[Source data]
━━━━━━
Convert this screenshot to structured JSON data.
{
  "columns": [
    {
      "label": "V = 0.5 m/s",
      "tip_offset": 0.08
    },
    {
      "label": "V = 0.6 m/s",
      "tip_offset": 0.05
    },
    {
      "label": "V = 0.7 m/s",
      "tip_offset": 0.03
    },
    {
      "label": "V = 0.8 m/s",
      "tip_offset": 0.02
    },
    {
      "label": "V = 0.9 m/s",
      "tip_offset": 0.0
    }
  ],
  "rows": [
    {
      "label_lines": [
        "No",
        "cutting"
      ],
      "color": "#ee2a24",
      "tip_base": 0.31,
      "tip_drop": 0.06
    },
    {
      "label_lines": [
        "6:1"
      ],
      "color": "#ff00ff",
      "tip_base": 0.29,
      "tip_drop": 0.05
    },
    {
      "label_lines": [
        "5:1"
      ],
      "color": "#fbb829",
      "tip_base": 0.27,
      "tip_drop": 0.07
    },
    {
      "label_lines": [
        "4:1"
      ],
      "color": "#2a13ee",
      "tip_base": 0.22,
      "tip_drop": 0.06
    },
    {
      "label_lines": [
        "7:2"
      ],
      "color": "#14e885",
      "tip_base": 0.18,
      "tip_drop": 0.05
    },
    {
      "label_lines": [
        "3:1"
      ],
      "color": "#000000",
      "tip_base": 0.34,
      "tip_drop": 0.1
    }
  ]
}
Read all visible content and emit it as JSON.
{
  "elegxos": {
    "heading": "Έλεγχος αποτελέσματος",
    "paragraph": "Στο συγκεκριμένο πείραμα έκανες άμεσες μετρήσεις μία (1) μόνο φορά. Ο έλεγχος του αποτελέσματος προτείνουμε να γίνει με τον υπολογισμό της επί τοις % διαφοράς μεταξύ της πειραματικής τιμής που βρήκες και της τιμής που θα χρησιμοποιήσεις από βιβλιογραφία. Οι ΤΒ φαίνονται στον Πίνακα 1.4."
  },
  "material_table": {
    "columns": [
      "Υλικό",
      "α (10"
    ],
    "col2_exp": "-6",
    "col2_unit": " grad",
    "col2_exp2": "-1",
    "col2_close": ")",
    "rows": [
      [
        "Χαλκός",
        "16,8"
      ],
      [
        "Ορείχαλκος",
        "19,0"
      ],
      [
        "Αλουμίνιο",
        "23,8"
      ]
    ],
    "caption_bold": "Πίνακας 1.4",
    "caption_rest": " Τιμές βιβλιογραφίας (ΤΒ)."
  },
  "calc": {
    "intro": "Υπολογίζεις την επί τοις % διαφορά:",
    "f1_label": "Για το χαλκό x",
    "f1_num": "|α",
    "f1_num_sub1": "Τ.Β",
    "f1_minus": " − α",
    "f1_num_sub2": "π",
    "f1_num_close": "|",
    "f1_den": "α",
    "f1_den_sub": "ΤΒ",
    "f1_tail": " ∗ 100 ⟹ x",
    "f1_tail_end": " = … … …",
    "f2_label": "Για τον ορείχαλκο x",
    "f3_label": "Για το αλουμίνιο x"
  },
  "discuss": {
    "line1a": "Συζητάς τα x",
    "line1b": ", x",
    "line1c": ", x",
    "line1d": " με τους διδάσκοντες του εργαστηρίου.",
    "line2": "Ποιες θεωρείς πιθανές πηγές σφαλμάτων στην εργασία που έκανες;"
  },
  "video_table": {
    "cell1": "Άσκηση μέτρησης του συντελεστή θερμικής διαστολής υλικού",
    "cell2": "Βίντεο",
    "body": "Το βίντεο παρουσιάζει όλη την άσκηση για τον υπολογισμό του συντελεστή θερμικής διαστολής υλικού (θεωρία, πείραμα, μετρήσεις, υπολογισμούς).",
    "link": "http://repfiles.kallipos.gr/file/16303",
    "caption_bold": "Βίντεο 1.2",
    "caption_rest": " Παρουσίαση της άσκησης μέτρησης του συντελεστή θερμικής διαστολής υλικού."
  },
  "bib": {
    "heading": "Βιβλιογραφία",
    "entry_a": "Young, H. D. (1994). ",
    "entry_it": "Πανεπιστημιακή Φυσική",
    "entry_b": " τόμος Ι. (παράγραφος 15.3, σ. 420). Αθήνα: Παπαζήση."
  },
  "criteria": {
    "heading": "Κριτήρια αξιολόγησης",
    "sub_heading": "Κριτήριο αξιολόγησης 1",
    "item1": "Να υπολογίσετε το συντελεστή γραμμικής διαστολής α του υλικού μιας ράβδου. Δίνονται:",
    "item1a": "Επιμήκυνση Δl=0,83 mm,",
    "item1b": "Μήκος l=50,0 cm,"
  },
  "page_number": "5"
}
━━━━━━
Copy out the whole listing exactly.

Convert this screenshot to structured JSON data.
{
  "columns": [
    {
      "label": "V = 0.5 m/s",
      "tip_offset": 0.08
    },
    {
      "label": "V = 0.6 m/s",
      "tip_offset": 0.05
    },
    {
      "label": "V = 0.7 m/s",
      "tip_offset": 0.03
    },
    {
      "label": "V = 0.8 m/s",
      "tip_offset": 0.02
    },
    {
      "label": "V = 0.9 m/s",
      "tip_offset": 0.0
    }
  ],
  "rows": [
    {
      "label_lines": [
        "No",
        "cutting"
      ],
      "color": "#ee2a24",
      "tip_base": 0.31,
      "tip_drop": 0.06
    },
    {
      "label_lines": [
        "6:1"
      ],
      "color": "#ff00ff",
      "tip_base": 0.29,
      "tip_drop": 0.05
    },
    {
      "label_lines": [
        "5:1"
      ],
      "color": "#fbb829",
      "tip_base": 0.27,
      "tip_drop": 0.07
    },
    {
      "label_lines": [
        "4:1"
      ],
      "color": "#2a13ee",
      "tip_base": 0.22,
      "tip_drop": 0.06
    },
    {
      "label_lines": [
        "7:2"
      ],
      "color": "#14e885",
      "tip_base": 0.18,
      "tip_drop": 0.05
    },
    {
      "label_lines": [
        "3:1"
      ],
      "color": "#000000",
      "tip_base": 0.34,
      "tip_drop": 0.1
    }
  ]
}
Read all visible content and emit it as JSON.
{
  "elegxos": {
    "heading": "Έλεγχος αποτελέσματος",
    "paragraph": "Στο συγκεκριμένο πείραμα έκανες άμεσες μετρήσεις μία (1) μόνο φορά. Ο έλεγχος του αποτελέσματος προτείνουμε να γίνει με τον υπολογισμό της επί τοις % διαφοράς μεταξύ της πειραματικής τιμής που βρήκες και της τιμής που θα χρησιμοποιήσεις από βιβλιογραφία. Οι ΤΒ φαίνονται στον Πίνακα 1.4."
  },
  "material_table": {
    "columns": [
      "Υλικό",
      "α (10"
    ],
    "col2_exp": "-6",
    "col2_unit": " grad",
    "col2_exp2": "-1",
    "col2_close": ")",
    "rows": [
      [
        "Χαλκός",
        "16,8"
      ],
      [
        "Ορείχαλκος",
        "19,0"
      ],
      [
        "Αλουμίνιο",
        "23,8"
      ]
    ],
    "caption_bold": "Πίνακας 1.4",
    "caption_rest": " Τιμές βιβλιογραφίας (ΤΒ)."
  },
  "calc": {
    "intro": "Υπολογίζεις την επί τοις % διαφορά:",
    "f1_label": "Για το χαλκό x",
    "f1_num": "|α",
    "f1_num_sub1": "Τ.Β",
    "f1_minus": " − α",
    "f1_num_sub2": "π",
    "f1_num_close": "|",
    "f1_den": "α",
    "f1_den_sub": "ΤΒ",
    "f1_tail": " ∗ 100 ⟹ x",
    "f1_tail_end": " = … … …",
    "f2_label": "Για τον ορείχαλκο x",
    "f3_label": "Για το αλουμίνιο x"
  },
  "discuss": {
    "line1a": "Συζητάς τα x",
    "line1b": ", x",
    "line1c": ", x",
    "line1d": " με τους διδάσκοντες του εργαστηρίου.",
    "line2": "Ποιες θεωρείς πιθανές πηγές σφαλμάτων στην εργασία που έκανες;"
  },
  "video_table": {
    "cell1": "Άσκηση μέτρησης του συντελεστή θερμικής διαστολής υλικού",
    "cell2": "Βίντεο",
    "body": "Το βίντεο παρουσιάζει όλη την άσκηση για τον υπολογισμό του συντελεστή θερμικής διαστολής υλικού (θεωρία, πείραμα, μετρήσεις, υπολογισμούς).",
    "link": "http://repfiles.kallipos.gr/file/16303",
    "caption_bold": "Βίντεο 1.2",
    "caption_rest": " Παρουσίαση της άσκησης μέτρησης του συντελεστή θερμικής διαστολής υλικού."
  },
  "bib": {
    "heading": "Βιβλιογραφία",
    "entry_a": "Young, H. D. (1994). ",
    "entry_it": "Πανεπιστημιακή Φυσική",
    "entry_b": " τόμος Ι. (παράγραφος 15.3, σ. 420). Αθήνα: Παπαζήση."
  },
  "criteria": {
    "heading": "Κριτήρια αξιολόγησης",
    "sub_heading": "Κριτήριο αξιολόγησης 1",
    "item1": "Να υπολογίσετε το συντελεστή γραμμικής διαστολής α του υλικού μιας ράβδου. Δίνονται:",
    "item1a": "Επιμήκυνση Δl=0,83 mm,",
    "item1b": "Μήκος l=50,0 cm,"
  },
  "page_number": "5"
}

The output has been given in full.